== GIVEN PASSAGE

Jun 21 2008
Linked Mistakes
In writing, the idea to most writers of making a series of linked mistakes is just frightening. In fact, fear of making a mistake is the one element that stops most writers.
Major writing fears in no real order:
— If I don’t do another draft on this, people will laugh at me and think my writing sucks, so I better rewrite this over and over.
— If I mail this and the editor doesn’t like me, they will remember me and blackball me (or something like that.)
— How can I write that sex/graphic torture/mother murder scene? What will people think of me?
— Fear of no one ever buying anything, so better not risk it by mailing anything because I don’t really want to know that no one will buy my story or book.
— Fear of no one liking what I do, so better not finish anything. It’s always easier to start something new and more fun.
— Fear of publishing. What happens if this actually sells? What will I do then, so better not mail it to be safe.

====
== DATA SECTION

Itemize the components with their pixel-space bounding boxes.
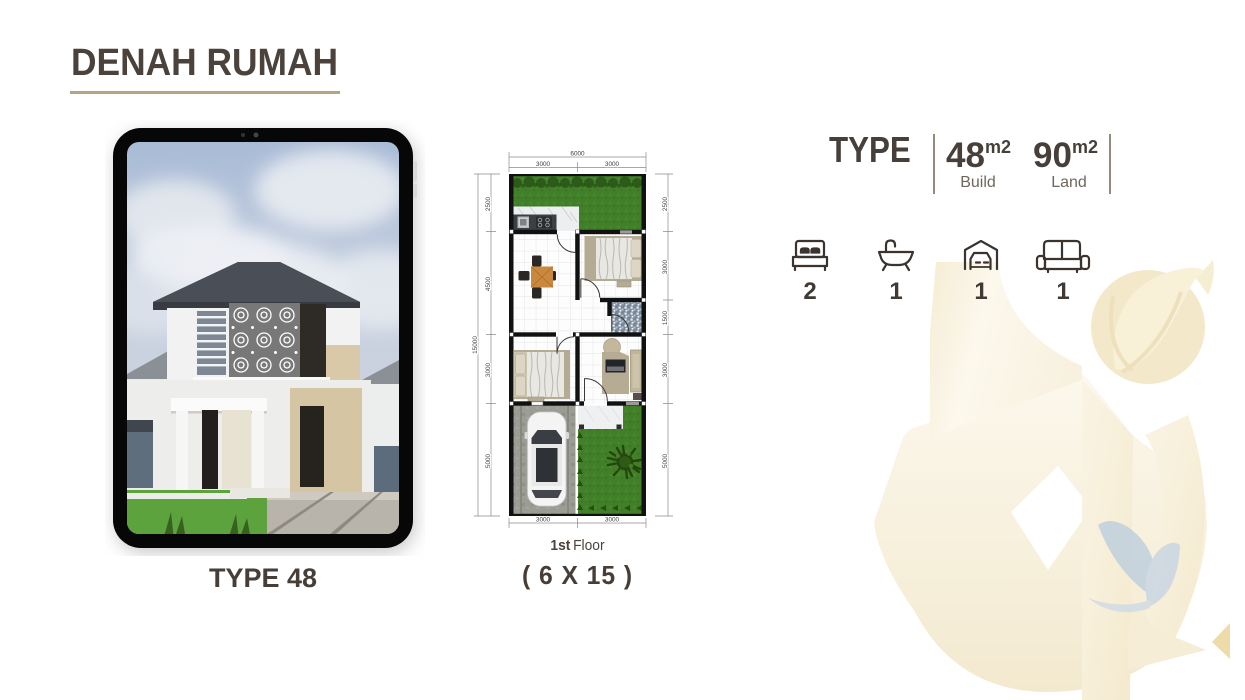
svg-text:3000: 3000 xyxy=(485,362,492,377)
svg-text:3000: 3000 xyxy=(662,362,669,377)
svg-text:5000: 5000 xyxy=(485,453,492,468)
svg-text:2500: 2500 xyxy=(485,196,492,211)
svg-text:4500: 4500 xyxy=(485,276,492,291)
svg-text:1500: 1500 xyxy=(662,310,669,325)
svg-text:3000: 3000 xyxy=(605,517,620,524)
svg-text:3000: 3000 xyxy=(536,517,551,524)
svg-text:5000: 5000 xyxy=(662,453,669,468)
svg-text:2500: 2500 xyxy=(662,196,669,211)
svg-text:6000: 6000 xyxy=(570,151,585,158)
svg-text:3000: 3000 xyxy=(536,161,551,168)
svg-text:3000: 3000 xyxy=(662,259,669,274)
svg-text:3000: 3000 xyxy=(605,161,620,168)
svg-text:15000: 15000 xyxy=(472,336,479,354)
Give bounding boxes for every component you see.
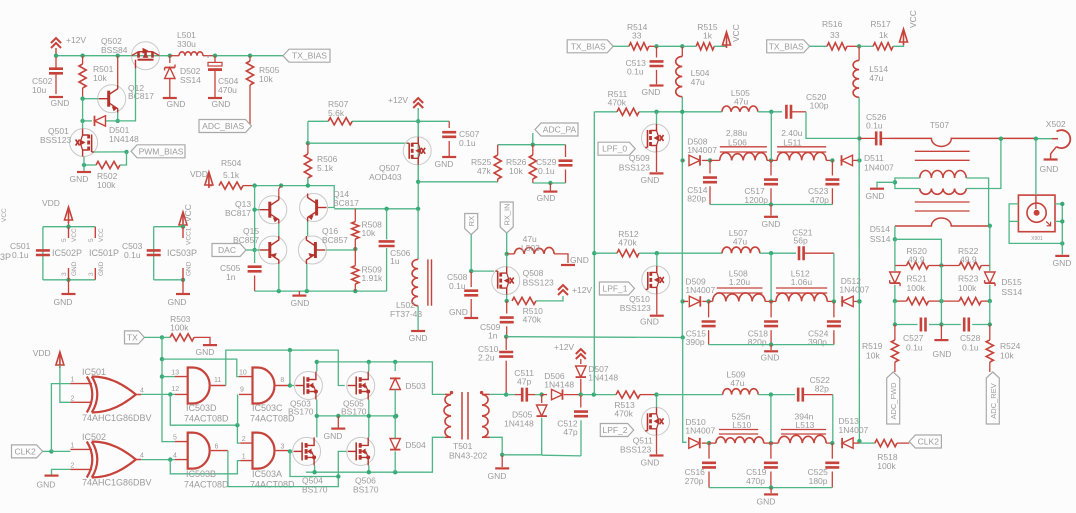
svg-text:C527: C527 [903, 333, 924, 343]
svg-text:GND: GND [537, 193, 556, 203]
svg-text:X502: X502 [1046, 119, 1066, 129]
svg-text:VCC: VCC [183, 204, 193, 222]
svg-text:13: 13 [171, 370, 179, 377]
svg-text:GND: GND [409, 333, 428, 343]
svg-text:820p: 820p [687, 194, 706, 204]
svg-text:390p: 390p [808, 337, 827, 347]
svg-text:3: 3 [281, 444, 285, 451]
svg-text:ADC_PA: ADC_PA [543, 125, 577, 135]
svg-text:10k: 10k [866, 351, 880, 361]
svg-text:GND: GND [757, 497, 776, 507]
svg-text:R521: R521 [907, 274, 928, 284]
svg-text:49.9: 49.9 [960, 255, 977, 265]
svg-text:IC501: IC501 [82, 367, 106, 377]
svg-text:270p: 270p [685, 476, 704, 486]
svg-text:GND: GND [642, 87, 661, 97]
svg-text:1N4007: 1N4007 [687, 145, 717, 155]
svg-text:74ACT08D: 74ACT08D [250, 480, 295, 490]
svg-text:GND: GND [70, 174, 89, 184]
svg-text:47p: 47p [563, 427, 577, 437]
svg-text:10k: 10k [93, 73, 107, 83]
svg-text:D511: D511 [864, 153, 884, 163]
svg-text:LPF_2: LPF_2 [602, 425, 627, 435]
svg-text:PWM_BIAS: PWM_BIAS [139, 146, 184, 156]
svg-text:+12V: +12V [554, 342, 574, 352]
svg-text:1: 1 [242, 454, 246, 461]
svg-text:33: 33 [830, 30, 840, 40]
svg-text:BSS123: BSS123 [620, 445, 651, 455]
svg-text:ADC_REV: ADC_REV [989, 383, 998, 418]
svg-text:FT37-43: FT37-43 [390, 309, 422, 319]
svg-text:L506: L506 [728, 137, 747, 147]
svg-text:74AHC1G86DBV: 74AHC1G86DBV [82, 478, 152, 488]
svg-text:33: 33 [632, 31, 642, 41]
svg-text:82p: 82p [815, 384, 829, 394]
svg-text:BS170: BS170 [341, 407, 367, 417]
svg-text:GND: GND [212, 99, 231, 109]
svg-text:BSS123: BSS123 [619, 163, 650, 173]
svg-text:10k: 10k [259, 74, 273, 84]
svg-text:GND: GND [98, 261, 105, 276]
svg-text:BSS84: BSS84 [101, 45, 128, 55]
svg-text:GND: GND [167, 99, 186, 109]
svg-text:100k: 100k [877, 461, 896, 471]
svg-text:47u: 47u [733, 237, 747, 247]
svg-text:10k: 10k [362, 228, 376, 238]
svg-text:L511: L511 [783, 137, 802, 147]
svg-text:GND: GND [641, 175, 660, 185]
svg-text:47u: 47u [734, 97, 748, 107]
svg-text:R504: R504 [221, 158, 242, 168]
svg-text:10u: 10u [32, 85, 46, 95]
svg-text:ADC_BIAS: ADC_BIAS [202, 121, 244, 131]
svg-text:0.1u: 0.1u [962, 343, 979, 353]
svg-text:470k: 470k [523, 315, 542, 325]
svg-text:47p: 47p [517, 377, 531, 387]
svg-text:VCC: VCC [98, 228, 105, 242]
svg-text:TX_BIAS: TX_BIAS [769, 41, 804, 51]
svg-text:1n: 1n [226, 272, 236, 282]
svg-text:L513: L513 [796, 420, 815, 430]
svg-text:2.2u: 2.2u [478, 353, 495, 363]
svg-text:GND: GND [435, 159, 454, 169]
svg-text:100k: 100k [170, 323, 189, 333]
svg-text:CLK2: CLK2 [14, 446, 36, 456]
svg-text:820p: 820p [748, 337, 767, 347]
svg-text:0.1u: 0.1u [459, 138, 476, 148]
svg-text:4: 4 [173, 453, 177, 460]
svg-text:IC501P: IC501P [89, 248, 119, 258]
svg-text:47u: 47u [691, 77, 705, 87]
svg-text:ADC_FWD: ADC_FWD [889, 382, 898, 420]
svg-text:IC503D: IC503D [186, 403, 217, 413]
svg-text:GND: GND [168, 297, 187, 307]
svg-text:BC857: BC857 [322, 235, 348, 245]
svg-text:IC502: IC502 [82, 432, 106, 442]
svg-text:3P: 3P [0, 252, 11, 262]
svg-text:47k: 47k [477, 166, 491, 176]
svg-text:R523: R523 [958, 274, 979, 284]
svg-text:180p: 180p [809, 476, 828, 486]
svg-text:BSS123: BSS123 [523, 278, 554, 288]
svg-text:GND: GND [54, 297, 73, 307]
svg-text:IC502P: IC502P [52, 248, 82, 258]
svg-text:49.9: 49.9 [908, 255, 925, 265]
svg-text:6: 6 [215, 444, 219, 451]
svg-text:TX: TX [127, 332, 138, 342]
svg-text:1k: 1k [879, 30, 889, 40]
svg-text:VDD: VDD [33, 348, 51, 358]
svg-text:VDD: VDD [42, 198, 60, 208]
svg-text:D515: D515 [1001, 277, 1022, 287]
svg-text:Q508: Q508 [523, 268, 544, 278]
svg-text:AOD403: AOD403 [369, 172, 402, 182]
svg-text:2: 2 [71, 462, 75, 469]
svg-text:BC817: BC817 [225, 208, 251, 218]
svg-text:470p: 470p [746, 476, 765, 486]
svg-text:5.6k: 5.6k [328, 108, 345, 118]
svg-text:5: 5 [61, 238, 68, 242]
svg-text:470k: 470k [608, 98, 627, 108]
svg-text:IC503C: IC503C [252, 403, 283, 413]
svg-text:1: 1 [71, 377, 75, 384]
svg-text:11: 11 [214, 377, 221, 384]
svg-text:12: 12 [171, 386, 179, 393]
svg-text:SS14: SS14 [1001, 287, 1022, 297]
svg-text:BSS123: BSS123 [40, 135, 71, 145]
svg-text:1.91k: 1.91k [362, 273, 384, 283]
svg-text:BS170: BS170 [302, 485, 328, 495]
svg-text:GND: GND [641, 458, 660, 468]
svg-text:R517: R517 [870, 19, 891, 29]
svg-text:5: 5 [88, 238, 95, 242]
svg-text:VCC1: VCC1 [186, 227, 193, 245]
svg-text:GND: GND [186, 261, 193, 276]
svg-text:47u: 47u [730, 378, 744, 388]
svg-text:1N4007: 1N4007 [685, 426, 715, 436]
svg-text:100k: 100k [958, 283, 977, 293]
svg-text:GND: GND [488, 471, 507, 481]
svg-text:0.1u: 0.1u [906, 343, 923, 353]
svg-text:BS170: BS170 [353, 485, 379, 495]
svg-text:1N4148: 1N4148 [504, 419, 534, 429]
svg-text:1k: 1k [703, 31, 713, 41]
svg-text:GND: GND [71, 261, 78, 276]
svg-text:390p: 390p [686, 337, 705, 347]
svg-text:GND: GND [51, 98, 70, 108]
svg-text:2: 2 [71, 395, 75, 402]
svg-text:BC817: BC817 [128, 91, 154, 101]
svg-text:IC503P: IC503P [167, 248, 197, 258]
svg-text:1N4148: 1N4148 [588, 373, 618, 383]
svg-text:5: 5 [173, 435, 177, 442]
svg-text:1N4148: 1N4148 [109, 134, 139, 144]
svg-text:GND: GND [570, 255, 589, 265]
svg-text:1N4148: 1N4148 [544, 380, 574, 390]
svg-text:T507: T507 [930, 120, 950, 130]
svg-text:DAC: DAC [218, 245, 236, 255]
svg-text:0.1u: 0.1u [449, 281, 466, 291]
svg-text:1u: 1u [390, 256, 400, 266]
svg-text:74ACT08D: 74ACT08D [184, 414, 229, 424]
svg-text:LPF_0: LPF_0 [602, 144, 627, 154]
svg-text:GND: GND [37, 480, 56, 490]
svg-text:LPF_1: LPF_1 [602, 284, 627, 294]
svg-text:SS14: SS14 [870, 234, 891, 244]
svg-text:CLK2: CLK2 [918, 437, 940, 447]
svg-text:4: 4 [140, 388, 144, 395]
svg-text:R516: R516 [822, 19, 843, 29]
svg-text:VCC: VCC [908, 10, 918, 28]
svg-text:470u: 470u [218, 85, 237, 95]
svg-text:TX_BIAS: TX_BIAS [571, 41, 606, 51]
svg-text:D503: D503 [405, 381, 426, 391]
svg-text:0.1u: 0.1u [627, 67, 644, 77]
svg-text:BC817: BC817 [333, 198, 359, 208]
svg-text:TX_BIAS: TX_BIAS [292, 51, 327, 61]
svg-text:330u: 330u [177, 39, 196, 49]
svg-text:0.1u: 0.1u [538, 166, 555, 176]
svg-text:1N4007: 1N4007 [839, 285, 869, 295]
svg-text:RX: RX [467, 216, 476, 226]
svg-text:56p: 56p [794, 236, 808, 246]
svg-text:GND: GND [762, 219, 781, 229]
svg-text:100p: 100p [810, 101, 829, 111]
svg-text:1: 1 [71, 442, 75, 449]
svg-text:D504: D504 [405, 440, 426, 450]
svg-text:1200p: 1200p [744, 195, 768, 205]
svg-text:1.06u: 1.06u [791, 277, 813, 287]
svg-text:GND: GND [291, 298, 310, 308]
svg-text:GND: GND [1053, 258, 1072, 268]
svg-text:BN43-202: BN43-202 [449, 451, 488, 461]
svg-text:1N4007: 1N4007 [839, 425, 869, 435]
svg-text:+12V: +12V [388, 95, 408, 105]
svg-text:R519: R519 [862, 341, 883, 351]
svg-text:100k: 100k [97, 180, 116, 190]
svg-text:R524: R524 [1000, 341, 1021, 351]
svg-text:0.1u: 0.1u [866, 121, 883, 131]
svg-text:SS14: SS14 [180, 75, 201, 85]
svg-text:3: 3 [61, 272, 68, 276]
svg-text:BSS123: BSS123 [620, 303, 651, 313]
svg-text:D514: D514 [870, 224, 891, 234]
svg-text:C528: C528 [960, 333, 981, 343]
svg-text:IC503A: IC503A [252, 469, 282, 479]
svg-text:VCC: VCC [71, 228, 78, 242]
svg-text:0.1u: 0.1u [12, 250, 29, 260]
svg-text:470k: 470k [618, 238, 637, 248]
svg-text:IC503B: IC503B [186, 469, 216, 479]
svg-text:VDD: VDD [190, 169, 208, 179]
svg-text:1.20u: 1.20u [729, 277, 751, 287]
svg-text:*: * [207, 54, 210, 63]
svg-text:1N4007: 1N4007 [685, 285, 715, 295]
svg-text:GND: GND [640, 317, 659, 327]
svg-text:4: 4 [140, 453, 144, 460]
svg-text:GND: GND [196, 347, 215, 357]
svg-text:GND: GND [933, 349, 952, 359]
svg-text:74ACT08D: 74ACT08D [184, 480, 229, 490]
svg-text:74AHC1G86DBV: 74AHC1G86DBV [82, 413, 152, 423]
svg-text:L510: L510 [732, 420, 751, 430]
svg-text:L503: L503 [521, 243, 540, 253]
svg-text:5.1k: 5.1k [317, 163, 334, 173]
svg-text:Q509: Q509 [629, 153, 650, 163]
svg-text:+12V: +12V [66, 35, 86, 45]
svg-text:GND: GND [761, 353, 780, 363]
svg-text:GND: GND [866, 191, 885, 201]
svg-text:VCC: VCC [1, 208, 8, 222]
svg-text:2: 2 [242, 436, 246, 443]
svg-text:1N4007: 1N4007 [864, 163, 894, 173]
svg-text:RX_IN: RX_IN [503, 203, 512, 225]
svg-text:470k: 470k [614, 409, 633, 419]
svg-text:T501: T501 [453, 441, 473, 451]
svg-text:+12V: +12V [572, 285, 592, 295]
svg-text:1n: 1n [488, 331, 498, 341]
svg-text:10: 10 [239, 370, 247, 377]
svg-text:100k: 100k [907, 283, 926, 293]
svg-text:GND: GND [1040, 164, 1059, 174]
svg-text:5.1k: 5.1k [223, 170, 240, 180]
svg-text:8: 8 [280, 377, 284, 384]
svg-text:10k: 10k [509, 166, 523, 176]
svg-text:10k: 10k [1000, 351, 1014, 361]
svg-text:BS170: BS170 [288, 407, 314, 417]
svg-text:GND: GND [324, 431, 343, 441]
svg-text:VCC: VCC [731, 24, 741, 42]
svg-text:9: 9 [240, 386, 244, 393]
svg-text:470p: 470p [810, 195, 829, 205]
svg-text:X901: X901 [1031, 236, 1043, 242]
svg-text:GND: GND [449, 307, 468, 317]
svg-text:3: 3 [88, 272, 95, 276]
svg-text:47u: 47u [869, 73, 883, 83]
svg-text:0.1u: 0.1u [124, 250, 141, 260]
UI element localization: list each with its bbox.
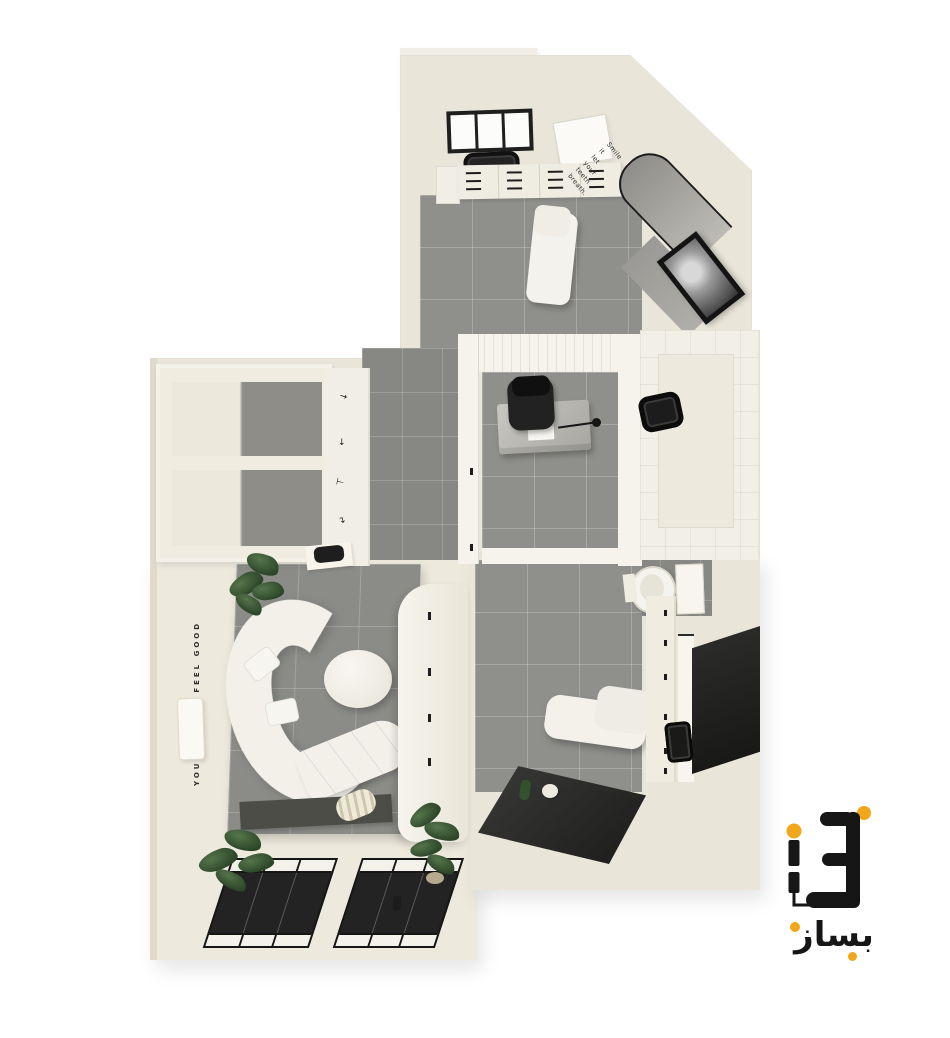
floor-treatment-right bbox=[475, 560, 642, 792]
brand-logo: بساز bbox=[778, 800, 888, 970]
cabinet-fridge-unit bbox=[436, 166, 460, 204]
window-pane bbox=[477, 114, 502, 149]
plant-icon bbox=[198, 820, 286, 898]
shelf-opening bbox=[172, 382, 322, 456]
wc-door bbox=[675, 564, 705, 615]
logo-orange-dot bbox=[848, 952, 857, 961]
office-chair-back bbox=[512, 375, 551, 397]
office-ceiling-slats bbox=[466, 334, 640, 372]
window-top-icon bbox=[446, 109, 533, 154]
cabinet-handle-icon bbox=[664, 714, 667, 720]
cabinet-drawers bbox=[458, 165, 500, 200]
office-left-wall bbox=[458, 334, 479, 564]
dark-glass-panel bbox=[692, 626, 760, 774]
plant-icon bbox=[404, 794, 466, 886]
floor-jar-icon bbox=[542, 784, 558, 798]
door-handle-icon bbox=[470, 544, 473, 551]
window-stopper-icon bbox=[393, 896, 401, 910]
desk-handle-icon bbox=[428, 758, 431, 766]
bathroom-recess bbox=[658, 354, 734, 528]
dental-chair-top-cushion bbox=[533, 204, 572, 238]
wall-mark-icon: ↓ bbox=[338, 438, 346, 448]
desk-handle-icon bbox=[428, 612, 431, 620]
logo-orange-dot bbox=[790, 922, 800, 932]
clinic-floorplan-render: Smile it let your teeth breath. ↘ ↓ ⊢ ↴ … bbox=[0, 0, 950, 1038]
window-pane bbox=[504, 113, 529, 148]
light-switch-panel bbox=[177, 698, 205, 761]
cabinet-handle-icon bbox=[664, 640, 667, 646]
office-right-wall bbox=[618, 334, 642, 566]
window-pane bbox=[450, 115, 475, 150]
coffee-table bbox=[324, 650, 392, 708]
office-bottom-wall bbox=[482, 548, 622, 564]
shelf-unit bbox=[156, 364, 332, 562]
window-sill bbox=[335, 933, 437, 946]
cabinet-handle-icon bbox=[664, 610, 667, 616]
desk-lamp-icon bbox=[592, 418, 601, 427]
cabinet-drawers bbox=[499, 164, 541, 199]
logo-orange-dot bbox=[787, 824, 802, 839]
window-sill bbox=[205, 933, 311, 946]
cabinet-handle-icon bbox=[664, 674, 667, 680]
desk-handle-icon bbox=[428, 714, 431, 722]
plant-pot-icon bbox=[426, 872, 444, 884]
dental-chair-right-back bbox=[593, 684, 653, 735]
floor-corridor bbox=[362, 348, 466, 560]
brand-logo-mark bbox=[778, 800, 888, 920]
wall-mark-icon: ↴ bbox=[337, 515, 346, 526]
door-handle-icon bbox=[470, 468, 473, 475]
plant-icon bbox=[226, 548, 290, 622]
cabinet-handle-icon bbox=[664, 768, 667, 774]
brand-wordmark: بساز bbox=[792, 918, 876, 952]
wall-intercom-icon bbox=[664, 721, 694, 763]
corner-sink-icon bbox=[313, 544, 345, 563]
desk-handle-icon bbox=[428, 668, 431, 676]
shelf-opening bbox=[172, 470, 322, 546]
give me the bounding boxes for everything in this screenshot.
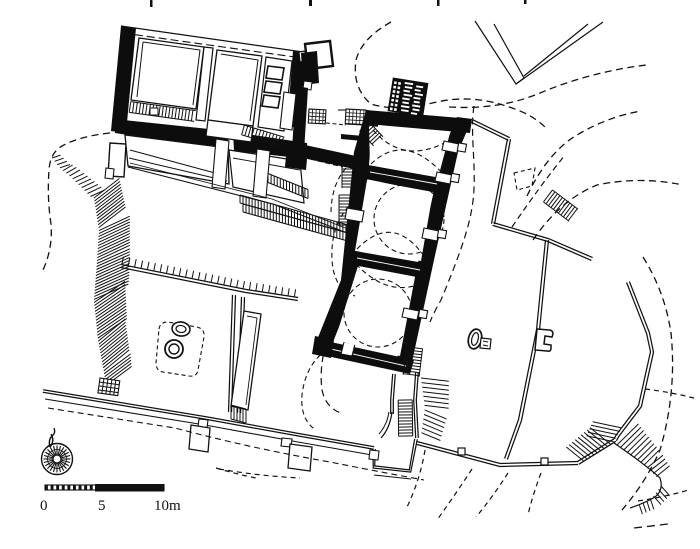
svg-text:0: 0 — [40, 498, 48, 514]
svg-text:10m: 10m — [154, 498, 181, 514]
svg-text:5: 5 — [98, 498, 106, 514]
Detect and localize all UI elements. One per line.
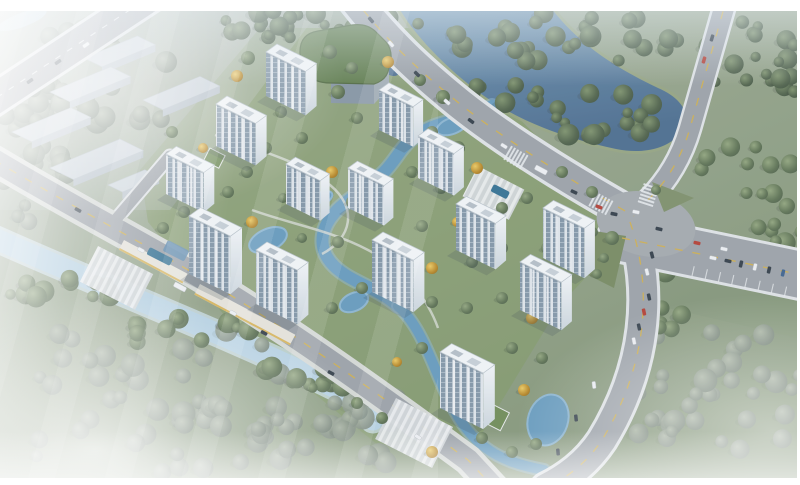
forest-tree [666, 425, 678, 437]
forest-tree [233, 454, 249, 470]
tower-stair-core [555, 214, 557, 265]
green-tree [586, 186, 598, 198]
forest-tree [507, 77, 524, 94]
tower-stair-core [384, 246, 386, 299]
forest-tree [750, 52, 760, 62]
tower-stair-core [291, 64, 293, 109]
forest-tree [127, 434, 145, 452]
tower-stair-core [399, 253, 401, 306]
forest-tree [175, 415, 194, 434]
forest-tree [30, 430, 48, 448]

====

> _PROBLEM SET_:
#1 Rename "editor" to "agent" in the passage on writing fears, and give the text between "Jun 21 2008" and "something like that.)", inclusive.
#2 According to the passage on writing fears, what is the one element that stops most writers?
#3 Proceed with the passage on writing fears from where it stops.
The records have no connection to the passage on writing fears.

> _RESULTS OF THE EXERCISE_:
#1
Jun 21 2008
Linked Mistakes
In writing, the idea to most writers of making a series of linked mistakes is just frightening. In fact, fear of making a mistake is the one element that stops most writers.
Major writing fears in no real order:
— If I don’t do another draft on this, people will laugh at me and think my writing sucks, so I better rewrite this over and over.
— If I mail this and the agent doesn’t like me, they will remember me and blackball me (or something like that.)

#2 Fear of making a mistake.

#3
And so on and so on. As a professional writer, I’ve climbed over a few of those myself, and heard hundreds more, told to me in very logical-sounding ways. All fear based.
So yesterday, I head back onto the golf course for the first time in a long time. I am playing with two other top writers. One a novelist and top Hollywood writer named Michael and the second a long time novelist named David. (No last names to protect our golf games.) Nine holes was all we had time for, but it turned out to be a blast.
Some of you might know that at one point in my life, I was a golf professional. And way back in the 1970s, I played a bunch of tour stops (with no success), and then when I approached 50 I had thoughts of trying for the Senior’s Tour. Now that got stopped by two things. One, my nerves and putting just went south. A long, ugly ways south. Two, I didn’t want it bad enough to climb over the first problem. But now, here I was yesterday, eight years later, staring 60 in the face, hitting the golf ball at my old length, playing irons the same distance, missing a ton of putts. But having a blast.
I didn’t score that well, but when looking back at my round, it was as most of my golf rounds, as anyone’s golf rounds. It was a series of mistakes. (Did you watch Tiger Woods win the US Open? How often did he miss a fairway, a green, twist on a broken leg and make it worse?)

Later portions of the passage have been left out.